WORK TO DO => Count every line below in which "spinal" occurs, then give only the count.

[Items from a dataset]
════════════════
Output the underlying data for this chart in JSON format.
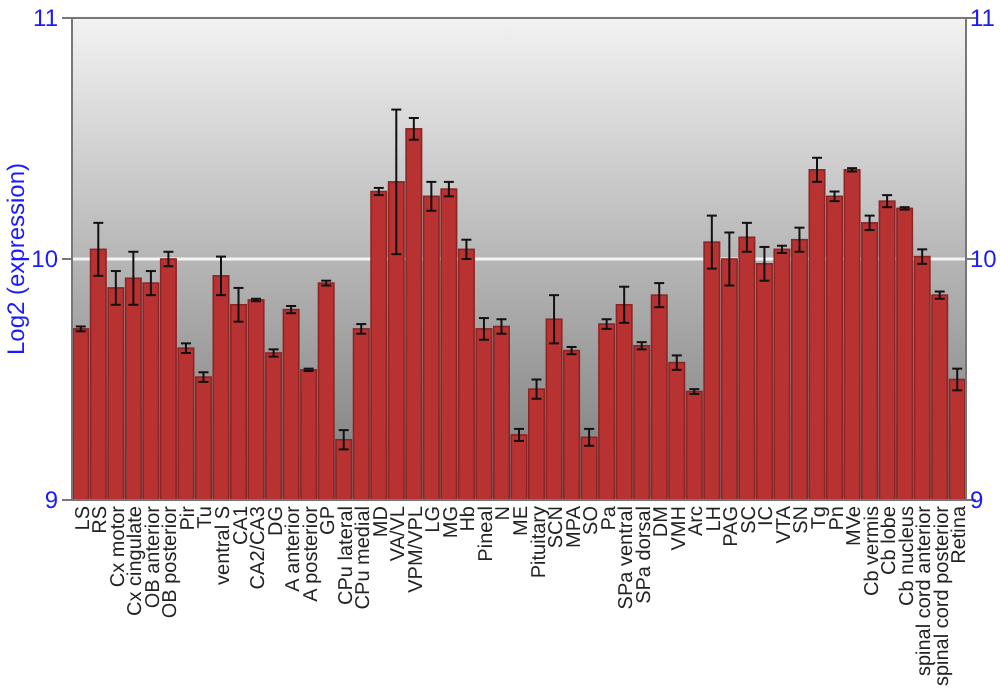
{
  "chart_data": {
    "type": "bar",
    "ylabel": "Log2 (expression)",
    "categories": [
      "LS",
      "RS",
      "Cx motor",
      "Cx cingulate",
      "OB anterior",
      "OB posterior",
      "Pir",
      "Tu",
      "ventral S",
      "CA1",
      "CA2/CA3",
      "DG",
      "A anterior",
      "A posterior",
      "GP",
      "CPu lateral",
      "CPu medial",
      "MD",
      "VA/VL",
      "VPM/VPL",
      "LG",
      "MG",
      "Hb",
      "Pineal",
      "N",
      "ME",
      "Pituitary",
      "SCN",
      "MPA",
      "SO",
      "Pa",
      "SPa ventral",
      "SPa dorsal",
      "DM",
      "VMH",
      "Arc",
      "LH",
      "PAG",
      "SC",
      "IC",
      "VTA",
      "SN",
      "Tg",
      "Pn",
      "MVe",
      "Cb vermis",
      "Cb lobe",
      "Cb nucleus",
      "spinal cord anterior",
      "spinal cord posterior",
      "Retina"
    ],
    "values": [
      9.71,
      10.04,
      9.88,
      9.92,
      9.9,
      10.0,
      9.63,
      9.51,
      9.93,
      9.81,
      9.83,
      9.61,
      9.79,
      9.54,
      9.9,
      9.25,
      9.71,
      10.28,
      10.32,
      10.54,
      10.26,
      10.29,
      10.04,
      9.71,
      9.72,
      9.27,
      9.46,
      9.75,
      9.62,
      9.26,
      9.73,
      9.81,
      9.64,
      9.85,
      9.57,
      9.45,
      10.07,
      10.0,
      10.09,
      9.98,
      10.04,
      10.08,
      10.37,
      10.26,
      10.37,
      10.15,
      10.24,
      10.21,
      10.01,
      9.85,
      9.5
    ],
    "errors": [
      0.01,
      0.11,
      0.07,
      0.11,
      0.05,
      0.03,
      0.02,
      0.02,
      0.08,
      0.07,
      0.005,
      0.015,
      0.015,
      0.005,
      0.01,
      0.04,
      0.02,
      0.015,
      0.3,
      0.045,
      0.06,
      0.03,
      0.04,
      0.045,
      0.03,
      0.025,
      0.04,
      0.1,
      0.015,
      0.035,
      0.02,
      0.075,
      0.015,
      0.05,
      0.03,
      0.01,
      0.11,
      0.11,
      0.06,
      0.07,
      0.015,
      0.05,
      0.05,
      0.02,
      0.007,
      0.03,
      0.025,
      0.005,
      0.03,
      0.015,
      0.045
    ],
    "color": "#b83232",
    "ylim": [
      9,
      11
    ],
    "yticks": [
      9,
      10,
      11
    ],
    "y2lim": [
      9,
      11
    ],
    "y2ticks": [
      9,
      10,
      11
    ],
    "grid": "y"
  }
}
════════════════
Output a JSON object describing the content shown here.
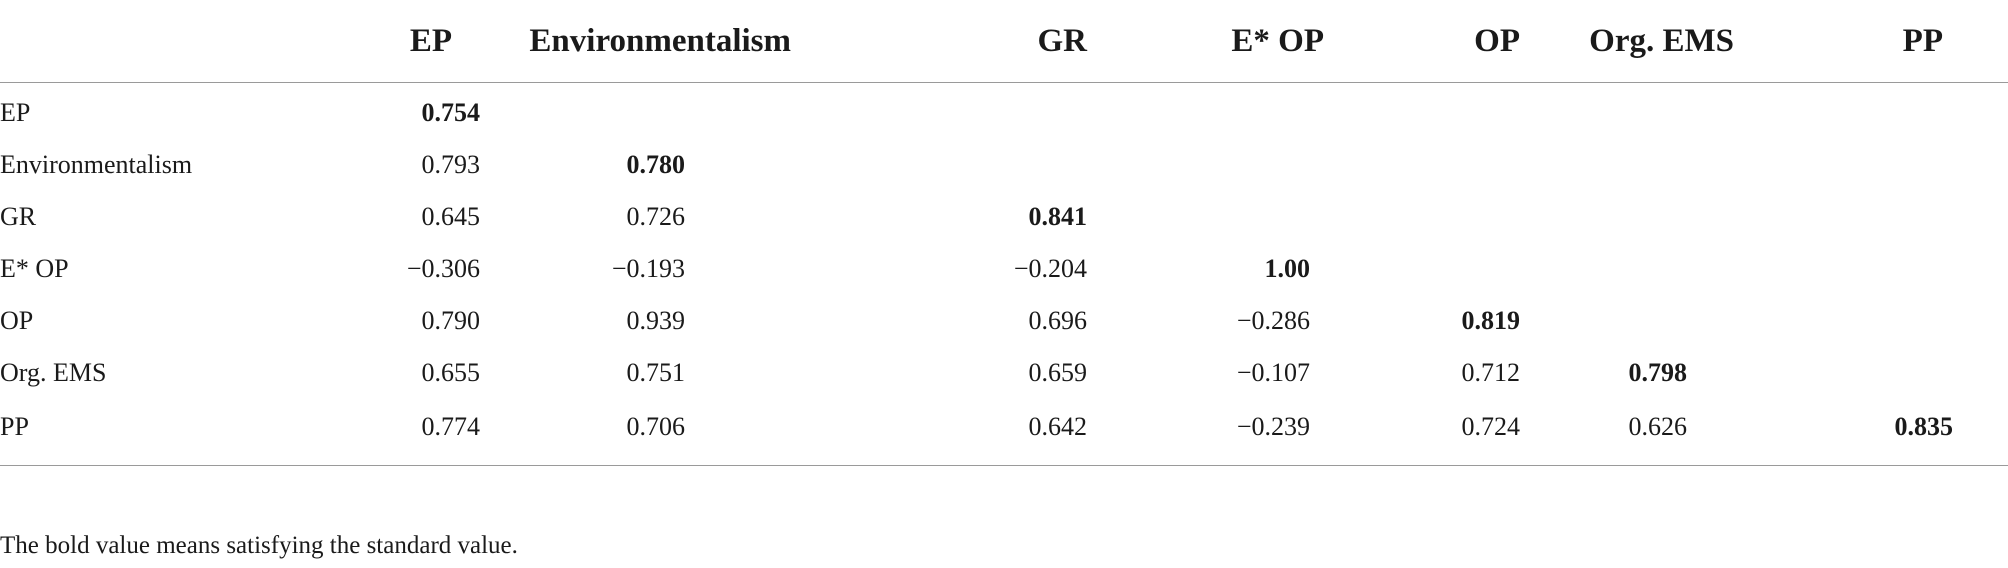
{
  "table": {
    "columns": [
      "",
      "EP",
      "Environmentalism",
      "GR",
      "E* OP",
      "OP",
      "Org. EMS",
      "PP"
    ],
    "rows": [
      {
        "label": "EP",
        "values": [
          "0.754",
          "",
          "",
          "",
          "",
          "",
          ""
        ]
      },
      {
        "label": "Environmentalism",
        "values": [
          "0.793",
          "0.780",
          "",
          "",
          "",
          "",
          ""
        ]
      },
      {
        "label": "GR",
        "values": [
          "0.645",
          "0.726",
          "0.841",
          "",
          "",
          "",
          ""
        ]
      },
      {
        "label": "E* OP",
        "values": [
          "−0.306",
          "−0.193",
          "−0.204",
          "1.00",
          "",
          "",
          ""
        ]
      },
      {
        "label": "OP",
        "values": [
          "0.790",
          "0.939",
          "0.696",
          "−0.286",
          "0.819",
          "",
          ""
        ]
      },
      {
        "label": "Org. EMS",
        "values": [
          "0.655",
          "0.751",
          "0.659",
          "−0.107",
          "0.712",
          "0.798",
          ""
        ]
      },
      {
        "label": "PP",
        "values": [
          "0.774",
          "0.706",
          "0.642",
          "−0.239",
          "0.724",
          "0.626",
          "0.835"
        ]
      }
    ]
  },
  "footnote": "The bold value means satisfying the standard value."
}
════════════════
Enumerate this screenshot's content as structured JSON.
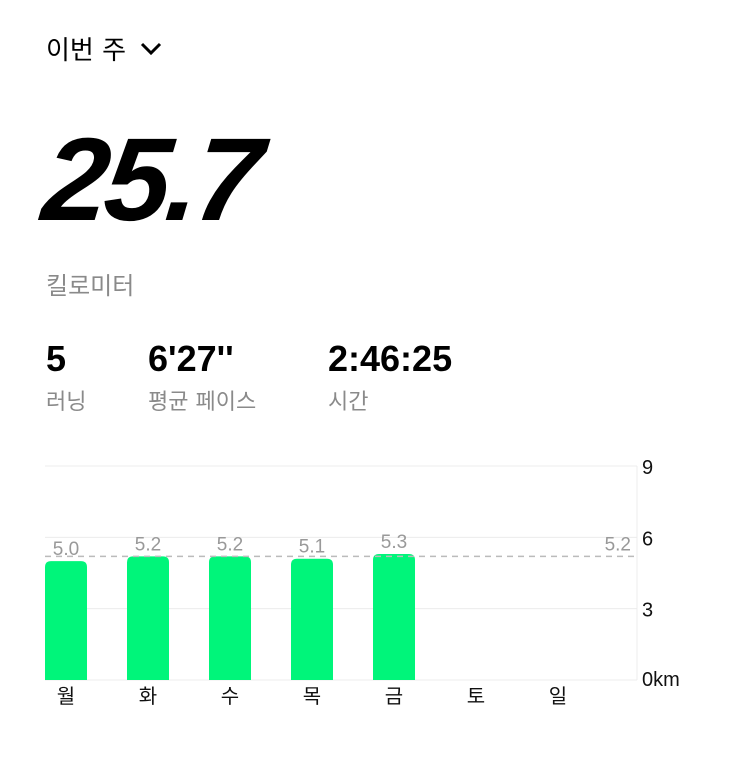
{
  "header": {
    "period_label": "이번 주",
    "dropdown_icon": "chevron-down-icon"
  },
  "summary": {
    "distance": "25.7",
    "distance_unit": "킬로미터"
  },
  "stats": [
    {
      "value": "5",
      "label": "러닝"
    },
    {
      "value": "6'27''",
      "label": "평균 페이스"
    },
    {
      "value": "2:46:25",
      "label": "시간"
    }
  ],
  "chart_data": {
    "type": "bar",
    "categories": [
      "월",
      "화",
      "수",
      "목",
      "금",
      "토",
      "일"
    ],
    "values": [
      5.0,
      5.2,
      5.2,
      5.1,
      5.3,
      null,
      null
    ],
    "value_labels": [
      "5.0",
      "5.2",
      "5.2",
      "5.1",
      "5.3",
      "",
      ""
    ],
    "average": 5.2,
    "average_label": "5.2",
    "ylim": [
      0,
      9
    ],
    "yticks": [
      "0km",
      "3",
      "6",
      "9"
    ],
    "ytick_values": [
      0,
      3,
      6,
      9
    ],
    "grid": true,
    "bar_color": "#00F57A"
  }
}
════════════════
WORKED ANSWER => 2